Data records
::::

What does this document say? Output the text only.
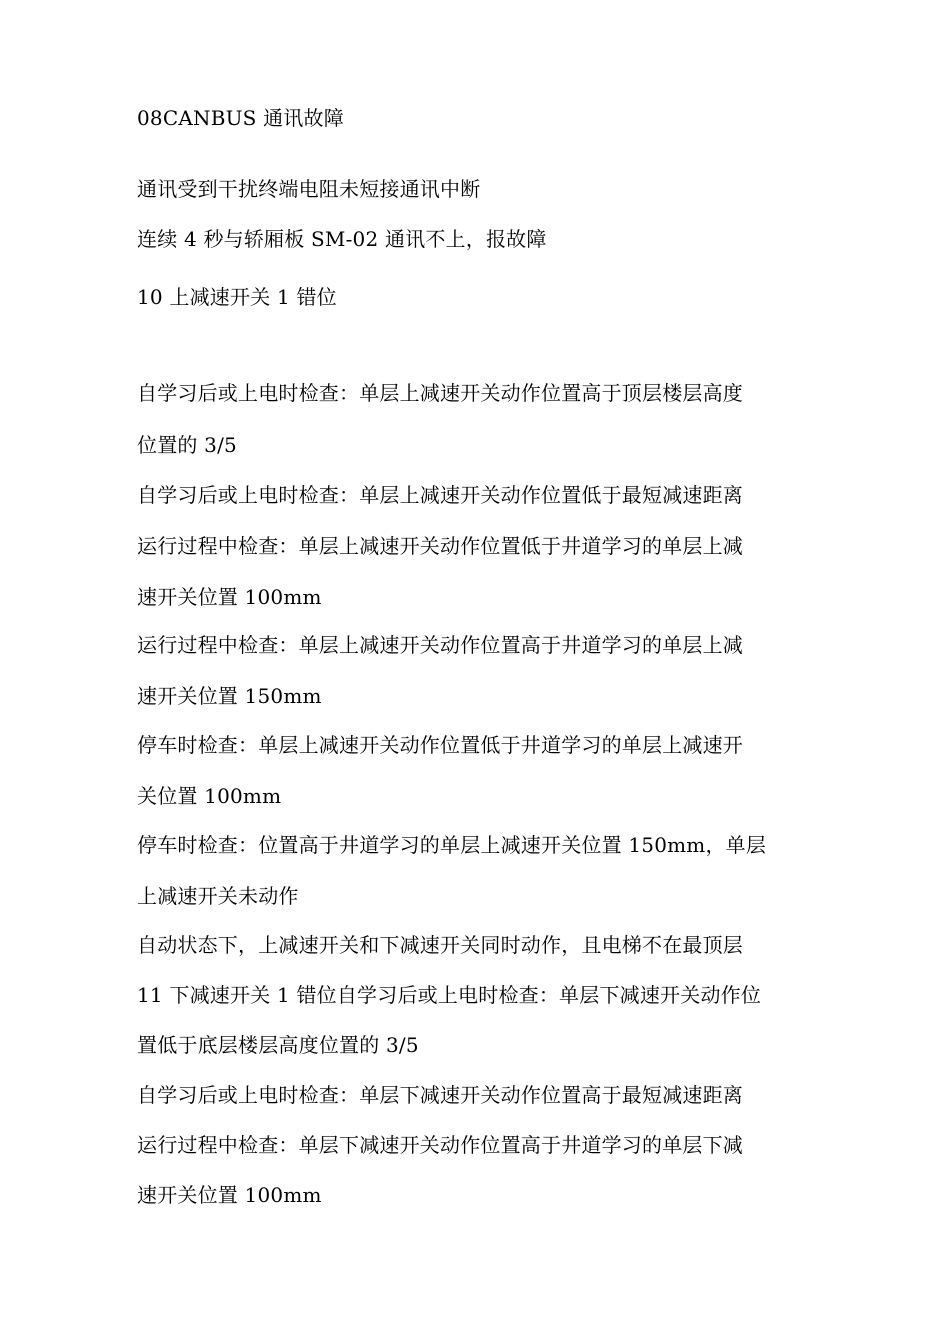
08CANBUS 通讯故障
通讯受到干扰终端电阻未短接通讯中断
连续 4 秒与轿厢板 SM-02 通讯不上，报故障
10 上减速开关 1 错位
自学习后或上电时检查：单层上减速开关动作位置高于顶层楼层高度
位置的 3/5
自学习后或上电时检查：单层上减速开关动作位置低于最短减速距离
运行过程中检查：单层上减速开关动作位置低于井道学习的单层上减
速开关位置 100mm
运行过程中检查：单层上减速开关动作位置高于井道学习的单层上减
速开关位置 150mm
停车时检查：单层上减速开关动作位置低于井道学习的单层上减速开
关位置 100mm
停车时检查：位置高于井道学习的单层上减速开关位置 150mm，单层
上减速开关未动作
自动状态下，上减速开关和下减速开关同时动作，且电梯不在最顶层
11 下减速开关 1 错位自学习后或上电时检查：单层下减速开关动作位
置低于底层楼层高度位置的 3/5
自学习后或上电时检查：单层下减速开关动作位置高于最短减速距离
运行过程中检查：单层下减速开关动作位置高于井道学习的单层下减
速开关位置 100mm
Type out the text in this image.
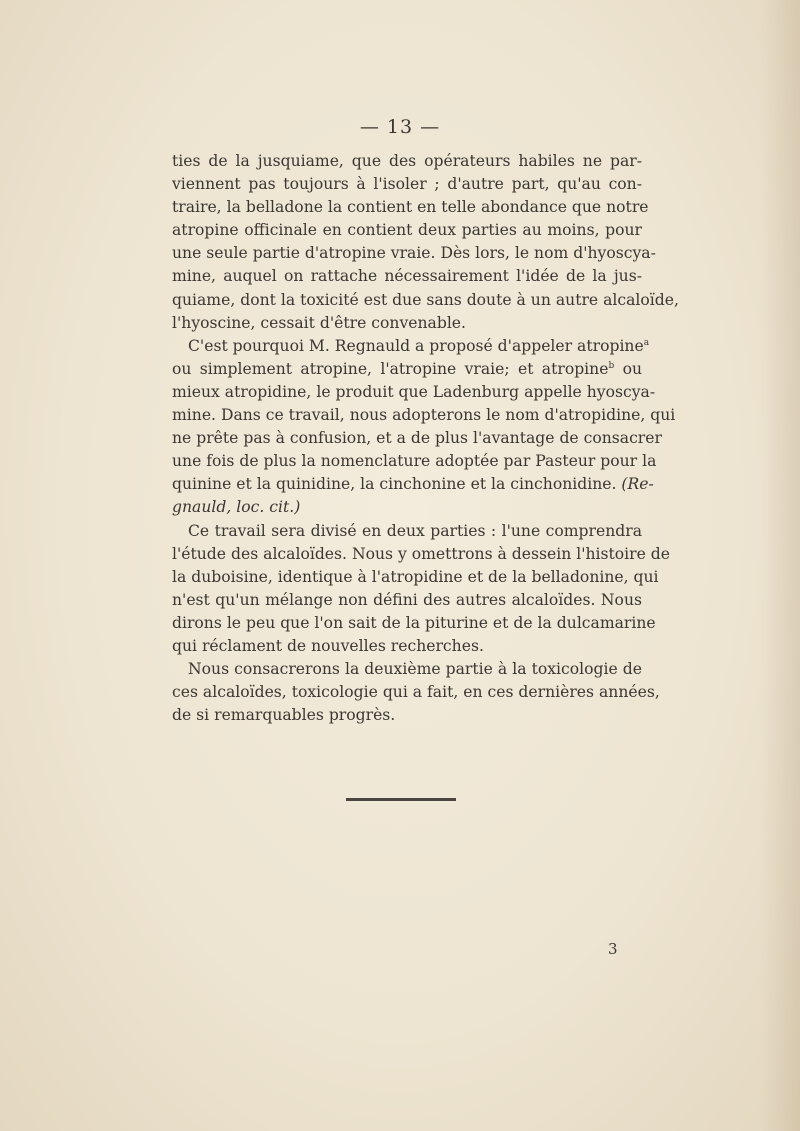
— 13 —
ties de la jusquiame, que des opérateurs habiles ne par-
viennent pas toujours à l'isoler ; d'autre part, qu'au con-
traire, la belladone la contient en telle abondance que notre
atropine officinale en contient deux parties au moins, pour
une seule partie d'atropine vraie. Dès lors, le nom d'hyoscya-
mine, auquel on rattache nécessairement l'idée de la jus-
quiame, dont la toxicité est due sans doute à un autre alcaloïde,
l'hyoscine, cessait d'être convenable.
C'est pourquoi M. Regnauld a proposé d'appeler atropine$^a$
ou simplement atropine, l'atropine vraie; et atropine$^b$ ou
mieux atropidine, le produit que Ladenburg appelle hyoscya-
mine. Dans ce travail, nous adopterons le nom d'atropidine, qui
ne prête pas à confusion, et a de plus l'avantage de consacrer
une fois de plus la nomenclature adoptée par Pasteur pour la
quinine et la quinidine, la cinchonine et la cinchonidine. (Re-
gnauld, loc. cit.)
Ce travail sera divisé en deux parties : l'une comprendra
l'étude des alcaloïdes. Nous y omettrons à dessein l'histoire de
la duboisine, identique à l'atropidine et de la belladonine, qui
n'est qu'un mélange non défini des autres alcaloïdes. Nous
dirons le peu que l'on sait de la piturine et de la dulcamarine
qui réclament de nouvelles recherches.
Nous consacrerons la deuxième partie à la toxicologie de
ces alcaloïdes, toxicologie qui a fait, en ces dernières années,
de si remarquables progrès.
3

::::

• **REQUEST**
List every line from the entries above in which "plus" appears.

• **WRITTEN RESPONSE**
ne prête pas à confusion, et a de plus l'avantage de consacrer
une fois de plus la nomenclature adoptée par Pasteur pour la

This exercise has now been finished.